◆ PROBLEM DETAILS: Copy all lines below containing "text".

○ ○ ○ ○ ○

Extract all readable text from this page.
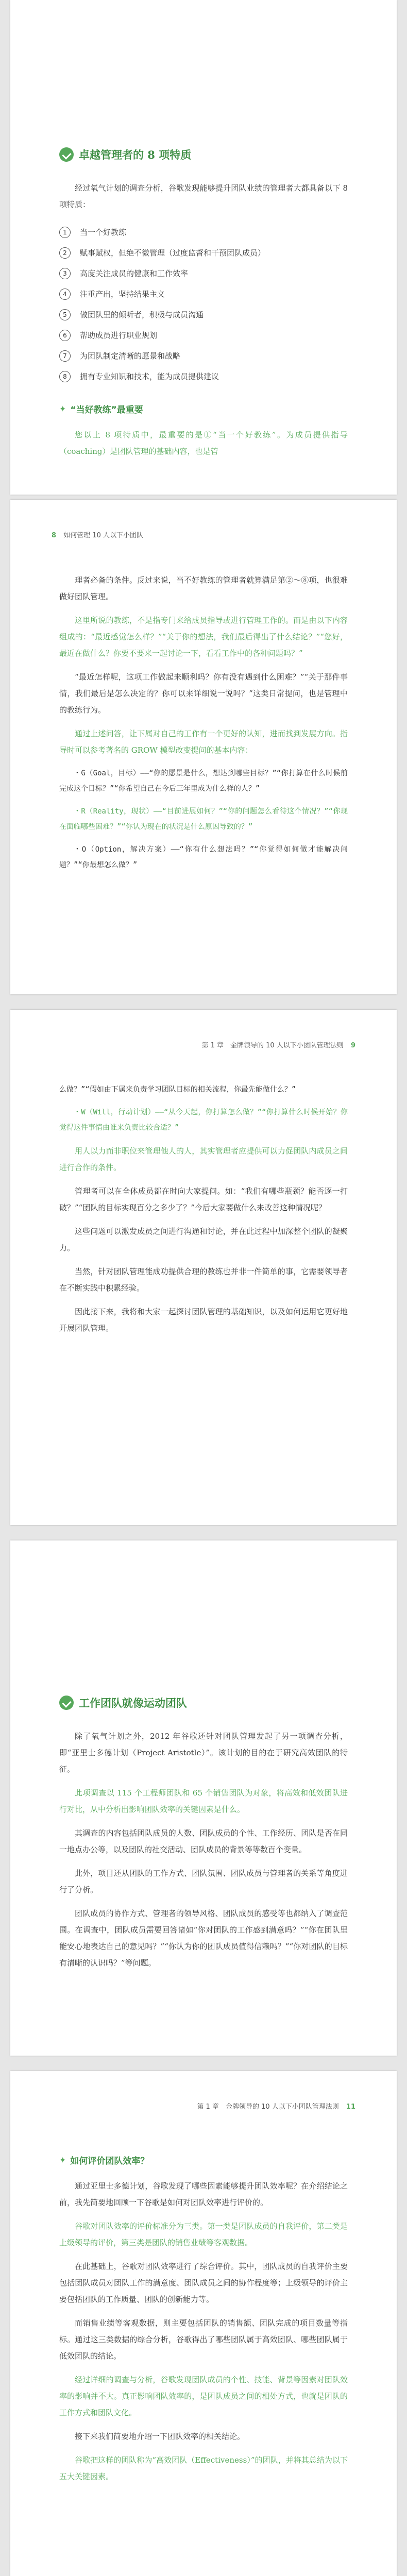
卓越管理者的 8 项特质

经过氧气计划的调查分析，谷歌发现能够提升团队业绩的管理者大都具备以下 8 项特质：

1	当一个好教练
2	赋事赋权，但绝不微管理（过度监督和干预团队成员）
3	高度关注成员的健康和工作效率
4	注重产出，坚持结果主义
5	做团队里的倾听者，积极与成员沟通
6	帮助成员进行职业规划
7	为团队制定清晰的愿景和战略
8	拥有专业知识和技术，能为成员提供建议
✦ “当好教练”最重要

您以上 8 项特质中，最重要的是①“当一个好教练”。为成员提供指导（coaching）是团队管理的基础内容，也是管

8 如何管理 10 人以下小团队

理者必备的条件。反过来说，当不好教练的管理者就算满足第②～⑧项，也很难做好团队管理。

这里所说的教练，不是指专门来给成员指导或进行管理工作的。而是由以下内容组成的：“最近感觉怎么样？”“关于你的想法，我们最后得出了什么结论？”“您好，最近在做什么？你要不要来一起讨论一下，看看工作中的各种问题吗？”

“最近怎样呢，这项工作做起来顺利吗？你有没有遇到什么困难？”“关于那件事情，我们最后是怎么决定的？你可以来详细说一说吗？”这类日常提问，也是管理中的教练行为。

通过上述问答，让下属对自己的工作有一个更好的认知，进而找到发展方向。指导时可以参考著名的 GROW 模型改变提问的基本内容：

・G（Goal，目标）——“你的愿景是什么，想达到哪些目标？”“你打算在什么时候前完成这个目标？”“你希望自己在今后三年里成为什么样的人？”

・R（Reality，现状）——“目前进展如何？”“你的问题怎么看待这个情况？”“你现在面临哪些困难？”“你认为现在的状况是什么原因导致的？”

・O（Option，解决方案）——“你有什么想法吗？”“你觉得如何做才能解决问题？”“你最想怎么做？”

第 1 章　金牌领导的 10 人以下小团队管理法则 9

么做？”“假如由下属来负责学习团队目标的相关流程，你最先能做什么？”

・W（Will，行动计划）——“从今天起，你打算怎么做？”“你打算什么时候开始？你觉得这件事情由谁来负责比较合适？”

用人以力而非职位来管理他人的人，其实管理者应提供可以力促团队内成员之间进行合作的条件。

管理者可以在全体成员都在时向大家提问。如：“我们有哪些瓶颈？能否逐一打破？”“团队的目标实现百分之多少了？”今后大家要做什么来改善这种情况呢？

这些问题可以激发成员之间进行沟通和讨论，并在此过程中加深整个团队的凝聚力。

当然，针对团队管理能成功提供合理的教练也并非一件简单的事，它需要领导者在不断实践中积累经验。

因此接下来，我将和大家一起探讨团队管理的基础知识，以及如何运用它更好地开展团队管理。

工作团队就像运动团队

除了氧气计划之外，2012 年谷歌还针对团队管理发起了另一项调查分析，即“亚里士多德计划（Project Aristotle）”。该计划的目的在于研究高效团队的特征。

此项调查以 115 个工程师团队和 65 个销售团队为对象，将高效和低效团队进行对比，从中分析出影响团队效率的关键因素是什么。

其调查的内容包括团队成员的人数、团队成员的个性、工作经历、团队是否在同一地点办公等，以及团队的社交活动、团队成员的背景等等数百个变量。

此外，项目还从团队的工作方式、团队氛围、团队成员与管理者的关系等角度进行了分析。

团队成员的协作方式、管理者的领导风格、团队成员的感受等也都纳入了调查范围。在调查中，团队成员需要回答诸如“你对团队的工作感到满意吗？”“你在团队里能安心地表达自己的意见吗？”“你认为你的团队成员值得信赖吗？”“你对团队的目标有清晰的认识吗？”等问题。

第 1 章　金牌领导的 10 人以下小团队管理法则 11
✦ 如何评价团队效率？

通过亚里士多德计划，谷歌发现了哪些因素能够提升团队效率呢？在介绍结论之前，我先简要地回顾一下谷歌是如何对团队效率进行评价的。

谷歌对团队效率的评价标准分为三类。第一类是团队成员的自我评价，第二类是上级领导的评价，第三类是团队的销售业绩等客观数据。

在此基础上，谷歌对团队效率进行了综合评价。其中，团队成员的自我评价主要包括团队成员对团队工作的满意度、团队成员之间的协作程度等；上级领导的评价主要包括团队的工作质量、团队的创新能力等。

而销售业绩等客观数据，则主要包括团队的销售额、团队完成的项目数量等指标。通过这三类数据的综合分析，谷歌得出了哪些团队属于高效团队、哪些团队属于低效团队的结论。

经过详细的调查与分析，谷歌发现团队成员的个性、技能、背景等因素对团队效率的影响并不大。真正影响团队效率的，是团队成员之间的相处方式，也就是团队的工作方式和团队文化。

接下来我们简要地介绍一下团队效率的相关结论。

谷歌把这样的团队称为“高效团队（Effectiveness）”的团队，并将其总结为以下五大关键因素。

○ ○ ○ ○ ○

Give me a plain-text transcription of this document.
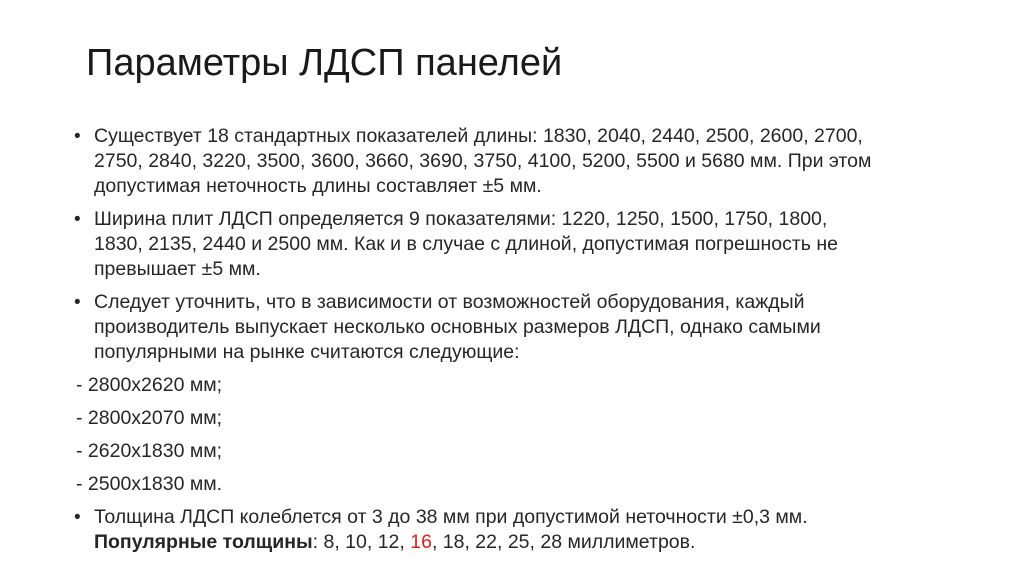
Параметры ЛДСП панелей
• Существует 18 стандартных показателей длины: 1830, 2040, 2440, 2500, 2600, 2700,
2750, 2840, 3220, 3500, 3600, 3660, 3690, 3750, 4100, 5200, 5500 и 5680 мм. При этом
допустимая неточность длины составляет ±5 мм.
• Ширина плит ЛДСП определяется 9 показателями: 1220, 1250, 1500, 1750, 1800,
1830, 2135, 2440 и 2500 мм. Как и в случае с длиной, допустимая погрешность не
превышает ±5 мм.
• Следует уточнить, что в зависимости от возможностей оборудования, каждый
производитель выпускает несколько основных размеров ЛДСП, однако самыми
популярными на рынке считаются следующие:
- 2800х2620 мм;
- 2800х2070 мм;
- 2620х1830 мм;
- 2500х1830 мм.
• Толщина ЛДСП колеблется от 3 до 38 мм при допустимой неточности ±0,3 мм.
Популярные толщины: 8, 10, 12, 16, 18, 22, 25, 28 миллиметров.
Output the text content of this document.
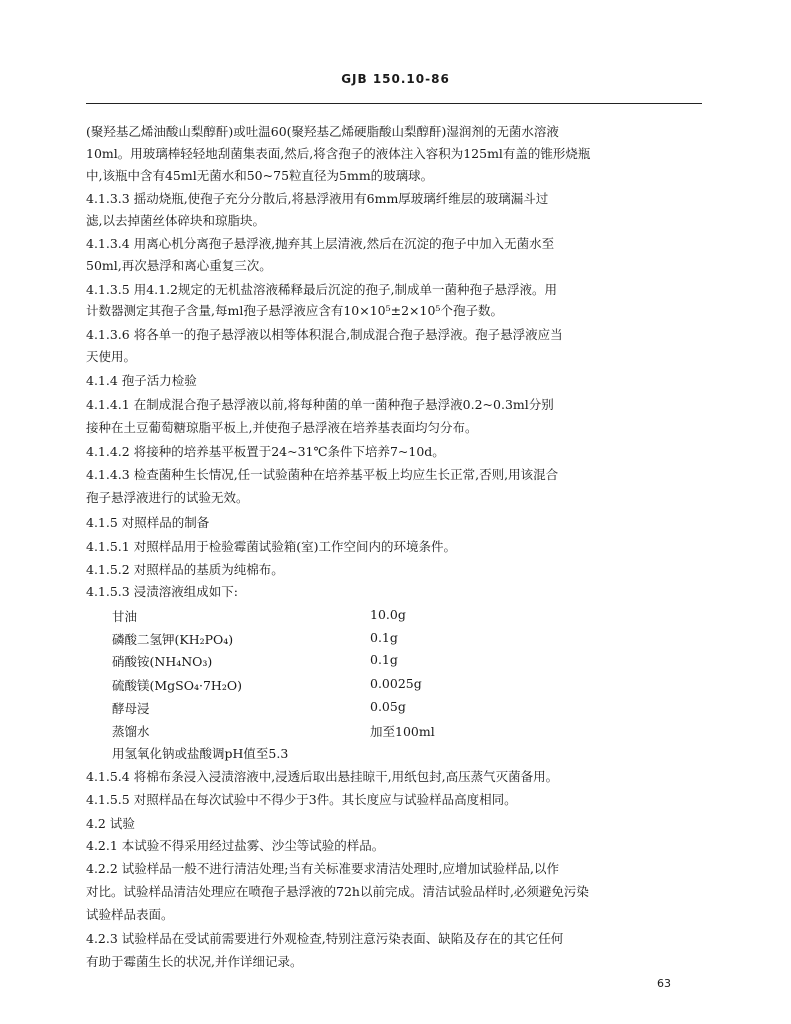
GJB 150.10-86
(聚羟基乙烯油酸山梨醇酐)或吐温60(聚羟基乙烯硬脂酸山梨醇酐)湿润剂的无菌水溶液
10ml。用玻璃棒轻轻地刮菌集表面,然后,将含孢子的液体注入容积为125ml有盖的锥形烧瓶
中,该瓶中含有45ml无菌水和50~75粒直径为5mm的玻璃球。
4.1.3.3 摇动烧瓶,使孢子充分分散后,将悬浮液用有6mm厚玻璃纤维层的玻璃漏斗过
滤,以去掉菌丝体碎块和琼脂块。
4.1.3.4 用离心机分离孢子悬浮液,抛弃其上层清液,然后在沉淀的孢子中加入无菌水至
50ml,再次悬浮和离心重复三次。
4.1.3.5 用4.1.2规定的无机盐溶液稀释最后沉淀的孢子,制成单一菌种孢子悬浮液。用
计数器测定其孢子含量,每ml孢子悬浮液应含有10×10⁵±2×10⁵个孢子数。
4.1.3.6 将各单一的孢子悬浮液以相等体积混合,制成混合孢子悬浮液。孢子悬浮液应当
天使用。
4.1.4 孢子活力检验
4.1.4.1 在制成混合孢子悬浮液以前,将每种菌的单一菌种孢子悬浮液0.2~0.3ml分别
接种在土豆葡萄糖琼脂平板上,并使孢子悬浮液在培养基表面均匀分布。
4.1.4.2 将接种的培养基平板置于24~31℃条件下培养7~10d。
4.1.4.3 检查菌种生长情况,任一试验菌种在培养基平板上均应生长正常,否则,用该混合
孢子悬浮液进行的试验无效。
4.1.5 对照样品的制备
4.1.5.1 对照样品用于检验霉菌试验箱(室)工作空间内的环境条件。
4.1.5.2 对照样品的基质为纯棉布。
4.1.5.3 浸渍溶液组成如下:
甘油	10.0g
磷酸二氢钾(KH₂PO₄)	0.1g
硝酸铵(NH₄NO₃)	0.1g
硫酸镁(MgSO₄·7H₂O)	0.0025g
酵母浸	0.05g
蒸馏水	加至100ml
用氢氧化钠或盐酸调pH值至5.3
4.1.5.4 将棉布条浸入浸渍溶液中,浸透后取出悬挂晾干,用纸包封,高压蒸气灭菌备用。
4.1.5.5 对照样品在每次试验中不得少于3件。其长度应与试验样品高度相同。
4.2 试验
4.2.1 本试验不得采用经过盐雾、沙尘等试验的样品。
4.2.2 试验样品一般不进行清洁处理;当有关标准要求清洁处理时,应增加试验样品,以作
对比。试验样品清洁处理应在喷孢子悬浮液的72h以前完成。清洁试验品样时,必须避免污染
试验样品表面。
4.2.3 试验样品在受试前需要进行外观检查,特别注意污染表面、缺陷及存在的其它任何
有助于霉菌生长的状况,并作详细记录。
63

○ ○ ○ ○ ○

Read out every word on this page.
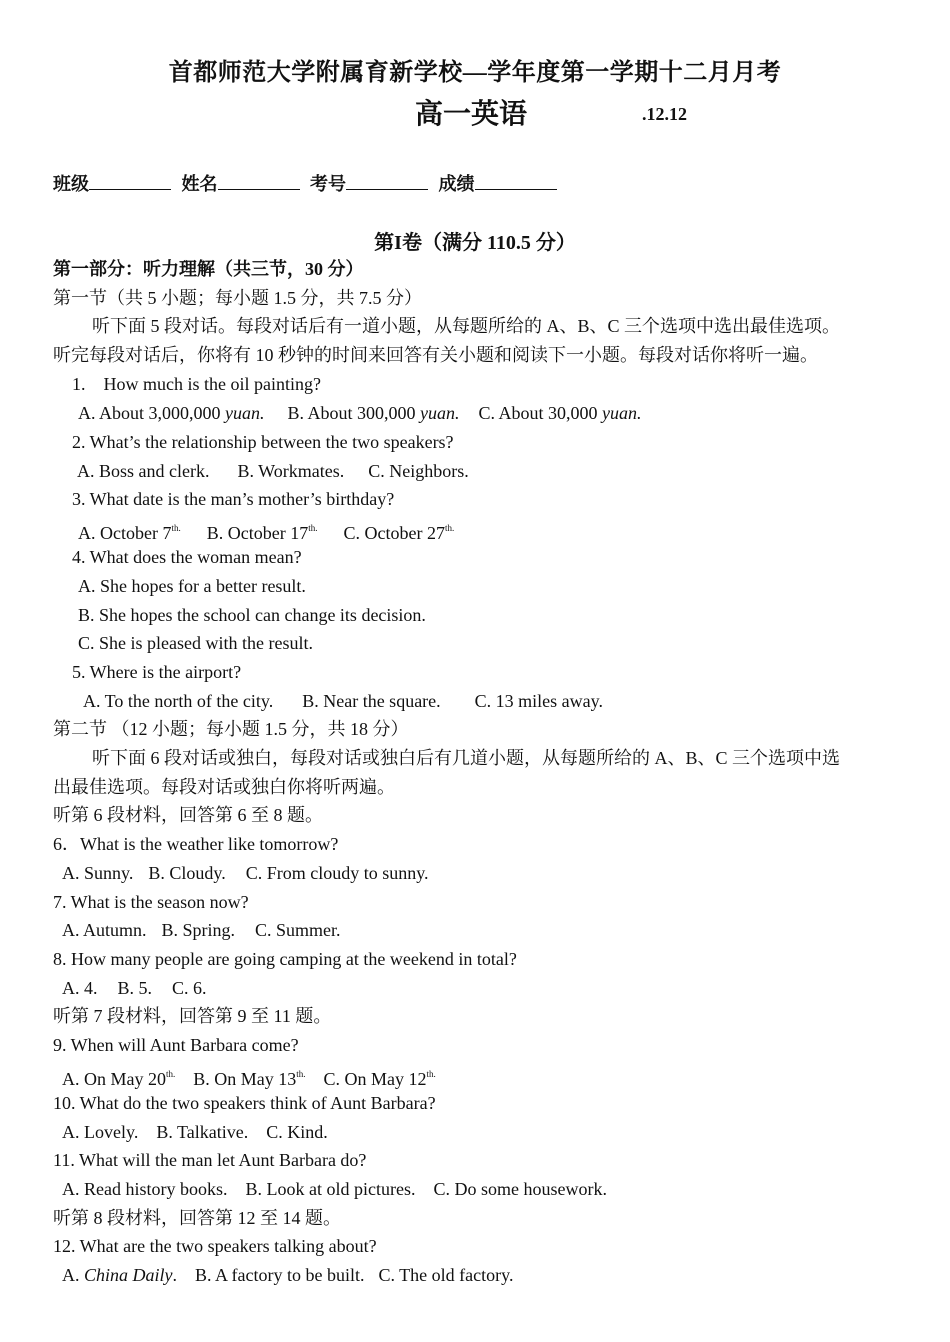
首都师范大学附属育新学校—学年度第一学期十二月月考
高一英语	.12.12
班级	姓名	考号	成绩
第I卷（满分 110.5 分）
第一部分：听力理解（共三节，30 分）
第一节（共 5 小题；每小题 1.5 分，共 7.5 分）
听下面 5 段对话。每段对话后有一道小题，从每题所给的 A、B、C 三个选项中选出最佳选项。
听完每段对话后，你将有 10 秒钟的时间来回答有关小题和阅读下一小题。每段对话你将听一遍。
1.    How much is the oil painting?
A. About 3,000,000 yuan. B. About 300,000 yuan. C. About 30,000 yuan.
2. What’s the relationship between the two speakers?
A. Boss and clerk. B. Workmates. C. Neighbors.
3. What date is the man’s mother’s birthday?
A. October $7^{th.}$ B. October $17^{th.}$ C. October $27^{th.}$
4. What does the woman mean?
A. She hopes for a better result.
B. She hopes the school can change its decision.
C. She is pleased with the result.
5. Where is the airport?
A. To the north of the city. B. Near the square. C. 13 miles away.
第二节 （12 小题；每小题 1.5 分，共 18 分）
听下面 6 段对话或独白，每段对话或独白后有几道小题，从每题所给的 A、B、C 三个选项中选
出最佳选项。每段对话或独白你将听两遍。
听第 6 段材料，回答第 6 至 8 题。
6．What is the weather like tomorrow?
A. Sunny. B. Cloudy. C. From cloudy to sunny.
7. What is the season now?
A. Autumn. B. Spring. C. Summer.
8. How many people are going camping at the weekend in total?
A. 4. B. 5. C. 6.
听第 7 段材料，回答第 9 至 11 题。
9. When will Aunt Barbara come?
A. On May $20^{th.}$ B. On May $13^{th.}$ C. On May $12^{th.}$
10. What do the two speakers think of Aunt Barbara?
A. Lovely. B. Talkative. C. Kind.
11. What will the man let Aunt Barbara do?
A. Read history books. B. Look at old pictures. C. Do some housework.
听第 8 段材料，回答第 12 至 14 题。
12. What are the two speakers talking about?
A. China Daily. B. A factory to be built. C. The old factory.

○ ○ ○ ○ ○

◆ ANSWER IN FULL:
Extract all readable text from this page.
Give me a plain-text transcription of this document.
Output the text content of this document.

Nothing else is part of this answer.